_Items:_
** begin **
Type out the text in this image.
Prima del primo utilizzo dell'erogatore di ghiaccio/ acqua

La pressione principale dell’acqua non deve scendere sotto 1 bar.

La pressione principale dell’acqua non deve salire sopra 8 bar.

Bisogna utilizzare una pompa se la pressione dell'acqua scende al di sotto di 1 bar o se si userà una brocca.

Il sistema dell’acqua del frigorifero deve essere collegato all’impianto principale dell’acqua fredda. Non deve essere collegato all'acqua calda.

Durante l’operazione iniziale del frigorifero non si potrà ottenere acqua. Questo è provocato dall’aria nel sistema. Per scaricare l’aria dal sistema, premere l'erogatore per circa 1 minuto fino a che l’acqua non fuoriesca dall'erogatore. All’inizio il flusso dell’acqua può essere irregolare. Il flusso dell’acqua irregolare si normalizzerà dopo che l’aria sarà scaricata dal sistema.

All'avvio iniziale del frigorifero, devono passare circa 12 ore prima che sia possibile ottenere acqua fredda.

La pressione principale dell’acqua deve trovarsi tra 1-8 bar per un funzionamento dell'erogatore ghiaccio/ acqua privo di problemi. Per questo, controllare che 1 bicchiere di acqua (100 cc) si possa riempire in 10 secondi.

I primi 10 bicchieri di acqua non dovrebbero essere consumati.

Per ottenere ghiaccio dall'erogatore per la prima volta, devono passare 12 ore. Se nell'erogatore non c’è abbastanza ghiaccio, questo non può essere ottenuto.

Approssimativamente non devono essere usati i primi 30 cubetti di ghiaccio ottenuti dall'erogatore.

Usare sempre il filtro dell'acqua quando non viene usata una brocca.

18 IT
** end **
_Description of the task:_ Filter the records for lines holding the string "essere". Copy each one.

_Task result:_
Il sistema dell’acqua del frigorifero deve essere collegato all’impianto principale dell’acqua fredda. Non deve essere collegato all'acqua calda.
Durante l’operazione iniziale del frigorifero non si potrà ottenere acqua. Questo è provocato dall’aria nel sistema. Per scaricare l’aria dal sistema, premere l'erogatore per circa 1 minuto fino a che l’acqua non fuoriesca dall'erogatore. All’inizio il flusso dell’acqua può essere irregolare. Il flusso dell’acqua irregolare si normalizzerà dopo che l’aria sarà scaricata dal sistema.
I primi 10 bicchieri di acqua non dovrebbero essere consumati.
Per ottenere ghiaccio dall'erogatore per la prima volta, devono passare 12 ore. Se nell'erogatore non c’è abbastanza ghiaccio, questo non può essere ottenuto.
Approssimativamente non devono essere usati i primi 30 cubetti di ghiaccio ottenuti dall'erogatore.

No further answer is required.